[Start Listed records]

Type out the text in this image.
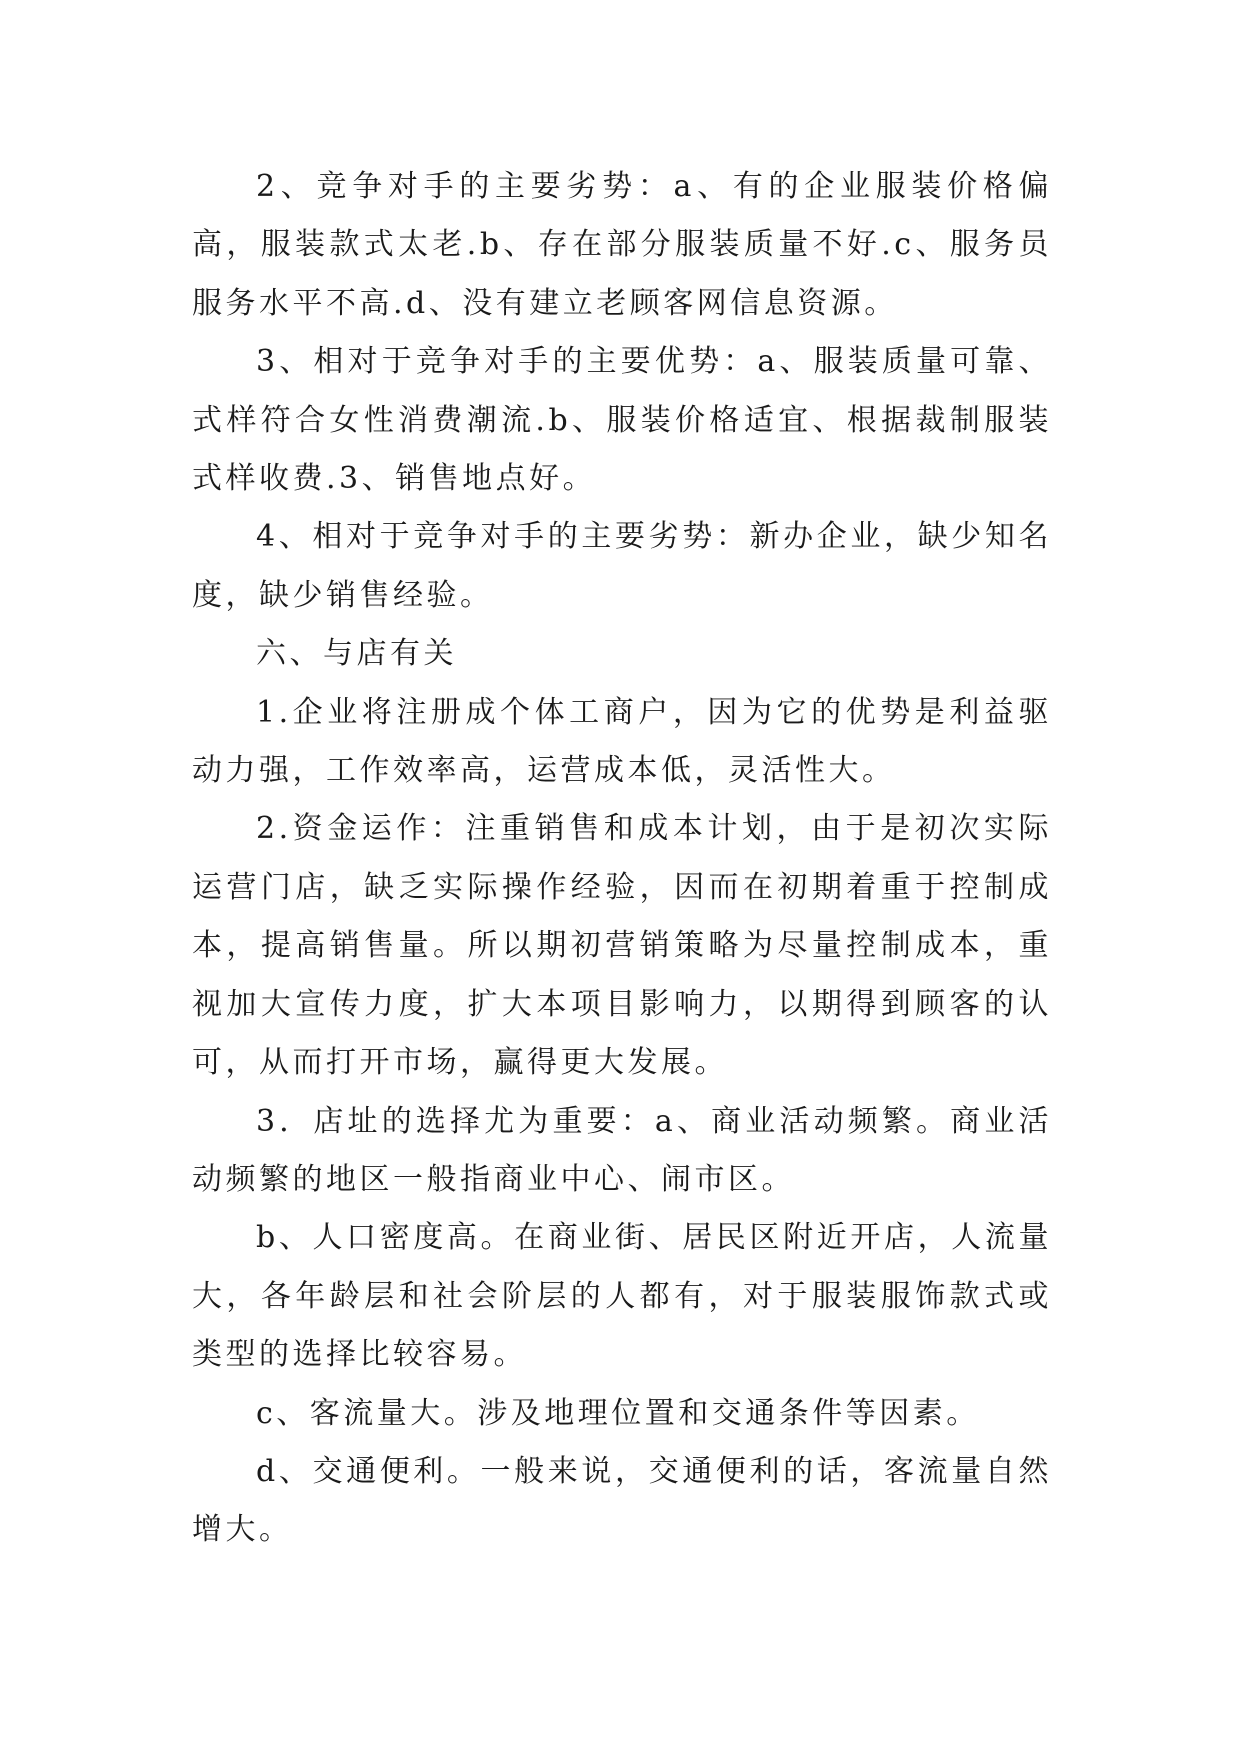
2、竞争对手的主要劣势：a、有的企业服装价格偏高，服装款式太老.b、存在部分服装质量不好.c、服务员服务水平不高.d、没有建立老顾客网信息资源。

3、相对于竞争对手的主要优势：a、服装质量可靠、式样符合女性消费潮流.b、服装价格适宜、根据裁制服装式样收费.3、销售地点好。

4、相对于竞争对手的主要劣势：新办企业，缺少知名度，缺少销售经验。

六、与店有关

1.企业将注册成个体工商户，因为它的优势是利益驱动力强，工作效率高，运营成本低，灵活性大。

2.资金运作：注重销售和成本计划，由于是初次实际运营门店，缺乏实际操作经验，因而在初期着重于控制成本，提高销售量。所以期初营销策略为尽量控制成本，重视加大宣传力度，扩大本项目影响力，以期得到顾客的认可，从而打开市场，赢得更大发展。

3．店址的选择尤为重要：a、商业活动频繁。商业活动频繁的地区一般指商业中心、闹市区。

b、人口密度高。在商业街、居民区附近开店，人流量大，各年龄层和社会阶层的人都有，对于服装服饰款式或类型的选择比较容易。

c、客流量大。涉及地理位置和交通条件等因素。

d、交通便利。一般来说，交通便利的话，客流量自然增大。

[End Listed records]

→ **Short problem**
Set down the complete material exactly, but do not include the images.

→ **Full response**
Type out the text in this image.
2、竞争对手的主要劣势：a、有的企业服装价格偏高，服装款式太老.b、存在部分服装质量不好.c、服务员服务水平不高.d、没有建立老顾客网信息资源。

3、相对于竞争对手的主要优势：a、服装质量可靠、式样符合女性消费潮流.b、服装价格适宜、根据裁制服装式样收费.3、销售地点好。

4、相对于竞争对手的主要劣势：新办企业，缺少知名度，缺少销售经验。

六、与店有关

1.企业将注册成个体工商户，因为它的优势是利益驱动力强，工作效率高，运营成本低，灵活性大。

2.资金运作：注重销售和成本计划，由于是初次实际运营门店，缺乏实际操作经验，因而在初期着重于控制成本，提高销售量。所以期初营销策略为尽量控制成本，重视加大宣传力度，扩大本项目影响力，以期得到顾客的认可，从而打开市场，赢得更大发展。

3．店址的选择尤为重要：a、商业活动频繁。商业活动频繁的地区一般指商业中心、闹市区。

b、人口密度高。在商业街、居民区附近开店，人流量大，各年龄层和社会阶层的人都有，对于服装服饰款式或类型的选择比较容易。

c、客流量大。涉及地理位置和交通条件等因素。

d、交通便利。一般来说，交通便利的话，客流量自然增大。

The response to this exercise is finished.